══ Stored data ══

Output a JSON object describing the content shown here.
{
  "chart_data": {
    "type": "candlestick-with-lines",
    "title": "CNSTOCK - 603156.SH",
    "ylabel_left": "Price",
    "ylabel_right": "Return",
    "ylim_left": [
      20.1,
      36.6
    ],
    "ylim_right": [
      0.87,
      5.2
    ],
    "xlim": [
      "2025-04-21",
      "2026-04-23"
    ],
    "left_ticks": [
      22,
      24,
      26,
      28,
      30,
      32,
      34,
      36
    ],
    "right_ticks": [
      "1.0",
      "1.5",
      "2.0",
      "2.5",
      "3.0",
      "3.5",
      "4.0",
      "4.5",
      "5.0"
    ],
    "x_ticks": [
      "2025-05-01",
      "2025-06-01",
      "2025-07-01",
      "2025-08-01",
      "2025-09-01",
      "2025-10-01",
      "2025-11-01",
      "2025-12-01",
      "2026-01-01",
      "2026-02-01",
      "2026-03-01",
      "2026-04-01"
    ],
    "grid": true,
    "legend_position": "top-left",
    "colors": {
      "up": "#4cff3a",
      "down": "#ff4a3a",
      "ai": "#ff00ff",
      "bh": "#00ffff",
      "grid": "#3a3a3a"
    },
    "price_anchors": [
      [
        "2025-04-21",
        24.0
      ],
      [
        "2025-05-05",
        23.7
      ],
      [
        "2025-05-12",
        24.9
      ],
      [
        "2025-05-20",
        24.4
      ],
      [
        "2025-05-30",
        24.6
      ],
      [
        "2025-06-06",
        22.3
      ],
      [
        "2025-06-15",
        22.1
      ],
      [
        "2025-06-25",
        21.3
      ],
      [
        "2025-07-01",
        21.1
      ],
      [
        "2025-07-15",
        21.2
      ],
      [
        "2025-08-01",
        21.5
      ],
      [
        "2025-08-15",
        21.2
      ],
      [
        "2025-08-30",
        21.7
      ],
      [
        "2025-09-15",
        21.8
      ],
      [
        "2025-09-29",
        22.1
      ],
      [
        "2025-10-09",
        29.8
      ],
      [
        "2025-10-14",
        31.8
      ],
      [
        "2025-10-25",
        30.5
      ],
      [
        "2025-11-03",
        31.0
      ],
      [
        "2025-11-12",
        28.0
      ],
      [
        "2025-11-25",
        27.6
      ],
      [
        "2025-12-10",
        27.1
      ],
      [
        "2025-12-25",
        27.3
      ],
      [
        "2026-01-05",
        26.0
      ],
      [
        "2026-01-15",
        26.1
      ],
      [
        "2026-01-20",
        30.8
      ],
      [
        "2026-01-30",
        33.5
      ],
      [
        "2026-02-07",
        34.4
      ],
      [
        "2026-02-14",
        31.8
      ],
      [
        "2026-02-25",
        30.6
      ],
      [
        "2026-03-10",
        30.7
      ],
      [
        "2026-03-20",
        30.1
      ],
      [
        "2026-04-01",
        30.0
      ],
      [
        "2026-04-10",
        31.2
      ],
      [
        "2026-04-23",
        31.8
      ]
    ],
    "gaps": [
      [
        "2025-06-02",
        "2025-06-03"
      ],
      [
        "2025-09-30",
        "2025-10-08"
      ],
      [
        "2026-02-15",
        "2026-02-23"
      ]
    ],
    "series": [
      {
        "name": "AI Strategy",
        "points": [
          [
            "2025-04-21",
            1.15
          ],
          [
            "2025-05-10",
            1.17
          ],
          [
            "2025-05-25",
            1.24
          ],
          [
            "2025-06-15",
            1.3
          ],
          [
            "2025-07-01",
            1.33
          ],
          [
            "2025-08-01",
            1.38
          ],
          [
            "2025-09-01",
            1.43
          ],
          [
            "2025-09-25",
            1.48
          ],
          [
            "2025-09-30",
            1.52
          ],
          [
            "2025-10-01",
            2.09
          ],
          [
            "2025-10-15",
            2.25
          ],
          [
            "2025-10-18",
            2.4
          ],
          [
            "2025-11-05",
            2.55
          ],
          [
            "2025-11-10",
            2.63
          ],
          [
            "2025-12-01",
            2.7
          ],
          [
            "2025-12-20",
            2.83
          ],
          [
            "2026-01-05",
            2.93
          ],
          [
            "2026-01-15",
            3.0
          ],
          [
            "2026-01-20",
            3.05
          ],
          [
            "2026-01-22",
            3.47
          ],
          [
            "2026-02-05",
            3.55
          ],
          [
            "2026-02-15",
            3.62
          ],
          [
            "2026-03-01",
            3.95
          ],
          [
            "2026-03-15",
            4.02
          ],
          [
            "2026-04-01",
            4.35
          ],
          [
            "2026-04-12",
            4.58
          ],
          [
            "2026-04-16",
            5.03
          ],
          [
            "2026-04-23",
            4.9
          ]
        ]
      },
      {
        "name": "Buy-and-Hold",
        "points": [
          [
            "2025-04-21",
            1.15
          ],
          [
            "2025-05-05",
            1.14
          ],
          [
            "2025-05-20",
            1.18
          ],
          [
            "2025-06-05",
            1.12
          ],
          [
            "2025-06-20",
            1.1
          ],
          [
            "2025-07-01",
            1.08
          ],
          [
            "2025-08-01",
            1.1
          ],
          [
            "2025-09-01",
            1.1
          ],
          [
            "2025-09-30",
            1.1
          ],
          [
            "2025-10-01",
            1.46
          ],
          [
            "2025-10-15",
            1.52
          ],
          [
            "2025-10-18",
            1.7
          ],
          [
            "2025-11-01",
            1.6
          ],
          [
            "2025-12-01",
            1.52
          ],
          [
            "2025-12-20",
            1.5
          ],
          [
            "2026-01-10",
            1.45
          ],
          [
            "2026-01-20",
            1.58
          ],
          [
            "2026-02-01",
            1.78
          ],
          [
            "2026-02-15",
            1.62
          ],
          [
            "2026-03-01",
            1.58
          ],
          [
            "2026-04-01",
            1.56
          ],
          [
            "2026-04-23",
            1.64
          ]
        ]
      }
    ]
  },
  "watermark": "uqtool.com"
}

═══

* _Aim_
Word for word, extract all the records.

* _Task output_
Output a JSON object describing the content shown here.
{
  "chart_data": {
    "type": "candlestick-with-lines",
    "title": "CNSTOCK - 603156.SH",
    "ylabel_left": "Price",
    "ylabel_right": "Return",
    "ylim_left": [
      20.1,
      36.6
    ],
    "ylim_right": [
      0.87,
      5.2
    ],
    "xlim": [
      "2025-04-21",
      "2026-04-23"
    ],
    "left_ticks": [
      22,
      24,
      26,
      28,
      30,
      32,
      34,
      36
    ],
    "right_ticks": [
      "1.0",
      "1.5",
      "2.0",
      "2.5",
      "3.0",
      "3.5",
      "4.0",
      "4.5",
      "5.0"
    ],
    "x_ticks": [
      "2025-05-01",
      "2025-06-01",
      "2025-07-01",
      "2025-08-01",
      "2025-09-01",
      "2025-10-01",
      "2025-11-01",
      "2025-12-01",
      "2026-01-01",
      "2026-02-01",
      "2026-03-01",
      "2026-04-01"
    ],
    "grid": true,
    "legend_position": "top-left",
    "colors": {
      "up": "#4cff3a",
      "down": "#ff4a3a",
      "ai": "#ff00ff",
      "bh": "#00ffff",
      "grid": "#3a3a3a"
    },
    "price_anchors": [
      [
        "2025-04-21",
        24.0
      ],
      [
        "2025-05-05",
        23.7
      ],
      [
        "2025-05-12",
        24.9
      ],
      [
        "2025-05-20",
        24.4
      ],
      [
        "2025-05-30",
        24.6
      ],
      [
        "2025-06-06",
        22.3
      ],
      [
        "2025-06-15",
        22.1
      ],
      [
        "2025-06-25",
        21.3
      ],
      [
        "2025-07-01",
        21.1
      ],
      [
        "2025-07-15",
        21.2
      ],
      [
        "2025-08-01",
        21.5
      ],
      [
        "2025-08-15",
        21.2
      ],
      [
        "2025-08-30",
        21.7
      ],
      [
        "2025-09-15",
        21.8
      ],
      [
        "2025-09-29",
        22.1
      ],
      [
        "2025-10-09",
        29.8
      ],
      [
        "2025-10-14",
        31.8
      ],
      [
        "2025-10-25",
        30.5
      ],
      [
        "2025-11-03",
        31.0
      ],
      [
        "2025-11-12",
        28.0
      ],
      [
        "2025-11-25",
        27.6
      ],
      [
        "2025-12-10",
        27.1
      ],
      [
        "2025-12-25",
        27.3
      ],
      [
        "2026-01-05",
        26.0
      ],
      [
        "2026-01-15",
        26.1
      ],
      [
        "2026-01-20",
        30.8
      ],
      [
        "2026-01-30",
        33.5
      ],
      [
        "2026-02-07",
        34.4
      ],
      [
        "2026-02-14",
        31.8
      ],
      [
        "2026-02-25",
        30.6
      ],
      [
        "2026-03-10",
        30.7
      ],
      [
        "2026-03-20",
        30.1
      ],
      [
        "2026-04-01",
        30.0
      ],
      [
        "2026-04-10",
        31.2
      ],
      [
        "2026-04-23",
        31.8
      ]
    ],
    "gaps": [
      [
        "2025-06-02",
        "2025-06-03"
      ],
      [
        "2025-09-30",
        "2025-10-08"
      ],
      [
        "2026-02-15",
        "2026-02-23"
      ]
    ],
    "series": [
      {
        "name": "AI Strategy",
        "points": [
          [
            "2025-04-21",
            1.15
          ],
          [
            "2025-05-10",
            1.17
          ],
          [
            "2025-05-25",
            1.24
          ],
          [
            "2025-06-15",
            1.3
          ],
          [
            "2025-07-01",
            1.33
          ],
          [
            "2025-08-01",
            1.38
          ],
          [
            "2025-09-01",
            1.43
          ],
          [
            "2025-09-25",
            1.48
          ],
          [
            "2025-09-30",
            1.52
          ],
          [
            "2025-10-01",
            2.09
          ],
          [
            "2025-10-15",
            2.25
          ],
          [
            "2025-10-18",
            2.4
          ],
          [
            "2025-11-05",
            2.55
          ],
          [
            "2025-11-10",
            2.63
          ],
          [
            "2025-12-01",
            2.7
          ],
          [
            "2025-12-20",
            2.83
          ],
          [
            "2026-01-05",
            2.93
          ],
          [
            "2026-01-15",
            3.0
          ],
          [
            "2026-01-20",
            3.05
          ],
          [
            "2026-01-22",
            3.47
          ],
          [
            "2026-02-05",
            3.55
          ],
          [
            "2026-02-15",
            3.62
          ],
          [
            "2026-03-01",
            3.95
          ],
          [
            "2026-03-15",
            4.02
          ],
          [
            "2026-04-01",
            4.35
          ],
          [
            "2026-04-12",
            4.58
          ],
          [
            "2026-04-16",
            5.03
          ],
          [
            "2026-04-23",
            4.9
          ]
        ]
      },
      {
        "name": "Buy-and-Hold",
        "points": [
          [
            "2025-04-21",
            1.15
          ],
          [
            "2025-05-05",
            1.14
          ],
          [
            "2025-05-20",
            1.18
          ],
          [
            "2025-06-05",
            1.12
          ],
          [
            "2025-06-20",
            1.1
          ],
          [
            "2025-07-01",
            1.08
          ],
          [
            "2025-08-01",
            1.1
          ],
          [
            "2025-09-01",
            1.1
          ],
          [
            "2025-09-30",
            1.1
          ],
          [
            "2025-10-01",
            1.46
          ],
          [
            "2025-10-15",
            1.52
          ],
          [
            "2025-10-18",
            1.7
          ],
          [
            "2025-11-01",
            1.6
          ],
          [
            "2025-12-01",
            1.52
          ],
          [
            "2025-12-20",
            1.5
          ],
          [
            "2026-01-10",
            1.45
          ],
          [
            "2026-01-20",
            1.58
          ],
          [
            "2026-02-01",
            1.78
          ],
          [
            "2026-02-15",
            1.62
          ],
          [
            "2026-03-01",
            1.58
          ],
          [
            "2026-04-01",
            1.56
          ],
          [
            "2026-04-23",
            1.64
          ]
        ]
      }
    ]
  },
  "watermark": "uqtool.com"
}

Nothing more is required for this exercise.